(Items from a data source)
□ □ □

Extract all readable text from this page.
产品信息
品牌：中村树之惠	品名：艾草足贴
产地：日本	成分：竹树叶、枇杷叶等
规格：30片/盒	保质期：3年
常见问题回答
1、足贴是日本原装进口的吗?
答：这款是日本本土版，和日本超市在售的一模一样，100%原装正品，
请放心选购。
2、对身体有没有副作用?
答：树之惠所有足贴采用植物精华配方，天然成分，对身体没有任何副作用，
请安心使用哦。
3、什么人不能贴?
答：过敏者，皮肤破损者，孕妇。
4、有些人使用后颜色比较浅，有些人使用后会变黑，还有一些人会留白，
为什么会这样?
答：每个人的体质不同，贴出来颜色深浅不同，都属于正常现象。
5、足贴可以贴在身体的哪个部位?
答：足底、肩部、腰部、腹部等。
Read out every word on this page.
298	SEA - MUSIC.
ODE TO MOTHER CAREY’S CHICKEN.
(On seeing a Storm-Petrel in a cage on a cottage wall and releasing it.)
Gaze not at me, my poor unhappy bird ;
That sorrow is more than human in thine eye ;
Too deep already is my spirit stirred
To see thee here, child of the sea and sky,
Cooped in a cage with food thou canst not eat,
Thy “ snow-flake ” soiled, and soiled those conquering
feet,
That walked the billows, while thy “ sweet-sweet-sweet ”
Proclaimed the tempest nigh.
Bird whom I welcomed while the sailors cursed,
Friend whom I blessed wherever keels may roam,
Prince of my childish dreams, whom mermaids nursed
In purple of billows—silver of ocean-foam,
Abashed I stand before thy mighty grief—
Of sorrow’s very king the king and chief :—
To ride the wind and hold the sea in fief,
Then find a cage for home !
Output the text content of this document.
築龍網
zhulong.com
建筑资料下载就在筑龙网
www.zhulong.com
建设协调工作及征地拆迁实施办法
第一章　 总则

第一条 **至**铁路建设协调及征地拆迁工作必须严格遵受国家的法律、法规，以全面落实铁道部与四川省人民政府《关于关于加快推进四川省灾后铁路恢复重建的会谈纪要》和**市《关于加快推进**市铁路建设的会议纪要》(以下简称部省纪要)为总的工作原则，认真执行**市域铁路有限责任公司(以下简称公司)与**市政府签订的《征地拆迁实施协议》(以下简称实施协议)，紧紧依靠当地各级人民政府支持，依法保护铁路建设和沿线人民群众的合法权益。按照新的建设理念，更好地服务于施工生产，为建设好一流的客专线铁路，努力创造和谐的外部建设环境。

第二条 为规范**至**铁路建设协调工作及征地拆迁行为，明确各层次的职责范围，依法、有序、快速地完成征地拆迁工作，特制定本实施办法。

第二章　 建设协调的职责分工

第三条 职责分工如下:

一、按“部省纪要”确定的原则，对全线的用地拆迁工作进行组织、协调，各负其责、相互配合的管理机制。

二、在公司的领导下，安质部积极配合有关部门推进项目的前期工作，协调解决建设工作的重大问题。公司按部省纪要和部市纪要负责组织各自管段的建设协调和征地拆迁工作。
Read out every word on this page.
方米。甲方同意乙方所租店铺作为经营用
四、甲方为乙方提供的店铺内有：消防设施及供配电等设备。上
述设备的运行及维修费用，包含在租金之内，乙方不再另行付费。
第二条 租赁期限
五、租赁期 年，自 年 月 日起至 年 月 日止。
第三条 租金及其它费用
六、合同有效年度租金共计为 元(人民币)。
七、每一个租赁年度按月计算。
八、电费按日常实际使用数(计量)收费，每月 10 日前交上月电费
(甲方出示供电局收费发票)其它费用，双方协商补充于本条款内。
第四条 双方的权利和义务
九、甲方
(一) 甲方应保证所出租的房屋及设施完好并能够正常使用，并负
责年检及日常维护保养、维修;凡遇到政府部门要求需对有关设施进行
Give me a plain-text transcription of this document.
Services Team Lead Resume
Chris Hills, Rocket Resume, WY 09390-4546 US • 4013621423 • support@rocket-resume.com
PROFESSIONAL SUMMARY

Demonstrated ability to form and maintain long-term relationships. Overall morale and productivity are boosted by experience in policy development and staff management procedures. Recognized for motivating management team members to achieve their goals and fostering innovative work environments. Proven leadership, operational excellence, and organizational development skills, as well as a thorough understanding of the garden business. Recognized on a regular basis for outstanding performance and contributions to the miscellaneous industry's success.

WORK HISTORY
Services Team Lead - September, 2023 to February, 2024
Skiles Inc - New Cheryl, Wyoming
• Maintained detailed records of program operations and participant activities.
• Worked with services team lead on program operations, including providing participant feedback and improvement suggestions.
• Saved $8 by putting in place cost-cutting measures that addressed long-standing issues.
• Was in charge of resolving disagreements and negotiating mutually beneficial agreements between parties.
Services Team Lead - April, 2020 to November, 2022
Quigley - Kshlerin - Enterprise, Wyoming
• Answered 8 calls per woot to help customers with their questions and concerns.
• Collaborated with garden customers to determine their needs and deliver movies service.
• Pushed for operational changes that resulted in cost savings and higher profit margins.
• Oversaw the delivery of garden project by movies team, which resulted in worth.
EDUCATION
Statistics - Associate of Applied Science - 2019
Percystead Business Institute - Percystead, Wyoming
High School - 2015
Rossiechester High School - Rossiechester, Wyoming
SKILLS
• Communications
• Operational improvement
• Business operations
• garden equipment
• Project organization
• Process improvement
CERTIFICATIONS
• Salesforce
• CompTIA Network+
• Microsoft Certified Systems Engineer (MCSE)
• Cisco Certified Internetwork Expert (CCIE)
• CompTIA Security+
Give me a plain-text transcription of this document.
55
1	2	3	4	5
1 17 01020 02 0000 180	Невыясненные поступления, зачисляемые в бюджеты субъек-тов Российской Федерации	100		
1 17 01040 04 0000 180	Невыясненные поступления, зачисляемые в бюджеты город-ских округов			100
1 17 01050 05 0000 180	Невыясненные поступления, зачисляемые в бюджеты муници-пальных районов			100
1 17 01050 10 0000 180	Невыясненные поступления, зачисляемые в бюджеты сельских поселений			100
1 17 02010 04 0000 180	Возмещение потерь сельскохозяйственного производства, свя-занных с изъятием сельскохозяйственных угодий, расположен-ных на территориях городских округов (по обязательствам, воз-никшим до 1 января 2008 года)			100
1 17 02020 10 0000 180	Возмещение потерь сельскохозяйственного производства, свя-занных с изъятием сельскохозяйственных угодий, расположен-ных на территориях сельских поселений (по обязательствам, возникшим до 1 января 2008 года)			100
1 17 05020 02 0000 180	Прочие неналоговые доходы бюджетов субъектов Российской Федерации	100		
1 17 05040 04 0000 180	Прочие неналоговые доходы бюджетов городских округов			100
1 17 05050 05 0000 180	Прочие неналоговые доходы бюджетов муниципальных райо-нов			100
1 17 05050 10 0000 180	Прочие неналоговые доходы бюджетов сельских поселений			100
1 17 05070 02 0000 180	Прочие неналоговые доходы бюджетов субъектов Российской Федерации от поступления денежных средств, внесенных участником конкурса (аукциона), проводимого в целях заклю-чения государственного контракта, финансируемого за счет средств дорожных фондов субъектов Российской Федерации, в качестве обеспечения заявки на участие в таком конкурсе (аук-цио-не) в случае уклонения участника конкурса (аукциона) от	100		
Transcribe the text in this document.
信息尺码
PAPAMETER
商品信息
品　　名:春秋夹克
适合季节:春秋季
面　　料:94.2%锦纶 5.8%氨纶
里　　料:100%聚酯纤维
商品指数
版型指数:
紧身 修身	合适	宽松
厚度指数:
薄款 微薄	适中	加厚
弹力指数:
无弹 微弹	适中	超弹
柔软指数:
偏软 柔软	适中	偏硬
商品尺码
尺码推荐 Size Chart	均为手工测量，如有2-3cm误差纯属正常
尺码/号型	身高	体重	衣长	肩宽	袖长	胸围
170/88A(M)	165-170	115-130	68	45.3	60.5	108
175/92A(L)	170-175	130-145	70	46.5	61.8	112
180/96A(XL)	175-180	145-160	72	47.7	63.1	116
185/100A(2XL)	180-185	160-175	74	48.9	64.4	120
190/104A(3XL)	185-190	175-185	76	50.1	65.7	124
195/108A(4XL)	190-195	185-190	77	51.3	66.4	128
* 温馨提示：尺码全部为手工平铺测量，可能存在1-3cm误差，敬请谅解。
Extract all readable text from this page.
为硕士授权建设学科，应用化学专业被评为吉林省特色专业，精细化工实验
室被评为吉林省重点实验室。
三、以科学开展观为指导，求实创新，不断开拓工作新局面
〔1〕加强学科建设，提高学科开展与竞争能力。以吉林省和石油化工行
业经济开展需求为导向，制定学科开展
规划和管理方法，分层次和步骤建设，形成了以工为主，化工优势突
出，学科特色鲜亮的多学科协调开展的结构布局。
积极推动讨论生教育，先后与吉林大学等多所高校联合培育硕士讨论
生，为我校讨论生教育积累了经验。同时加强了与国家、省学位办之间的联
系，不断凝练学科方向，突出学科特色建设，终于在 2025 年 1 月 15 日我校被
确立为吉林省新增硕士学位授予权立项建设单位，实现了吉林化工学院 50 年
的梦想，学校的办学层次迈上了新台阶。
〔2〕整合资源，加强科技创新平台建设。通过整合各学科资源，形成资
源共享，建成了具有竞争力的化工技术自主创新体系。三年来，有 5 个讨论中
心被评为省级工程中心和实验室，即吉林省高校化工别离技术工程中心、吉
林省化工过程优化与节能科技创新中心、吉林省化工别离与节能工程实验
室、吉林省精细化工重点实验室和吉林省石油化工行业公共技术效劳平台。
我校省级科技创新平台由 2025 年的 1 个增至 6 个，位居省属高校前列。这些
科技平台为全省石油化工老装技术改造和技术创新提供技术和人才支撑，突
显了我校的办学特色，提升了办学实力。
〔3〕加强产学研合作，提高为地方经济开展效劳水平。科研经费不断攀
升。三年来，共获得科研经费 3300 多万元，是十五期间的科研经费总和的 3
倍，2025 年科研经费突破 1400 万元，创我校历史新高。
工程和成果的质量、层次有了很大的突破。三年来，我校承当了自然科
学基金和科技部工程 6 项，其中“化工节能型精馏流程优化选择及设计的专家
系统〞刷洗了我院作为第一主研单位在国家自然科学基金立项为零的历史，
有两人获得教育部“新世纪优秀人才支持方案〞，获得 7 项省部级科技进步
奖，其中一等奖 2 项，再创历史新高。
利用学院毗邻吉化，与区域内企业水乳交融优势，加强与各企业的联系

□ □ □

**Aim of the task:** Identify each line containing the string "while" and copy it out.

**Task answer:**
That walked the billows, while thy “ sweet-sweet-sweet ”
Bird whom I welcomed while the sailors cursed,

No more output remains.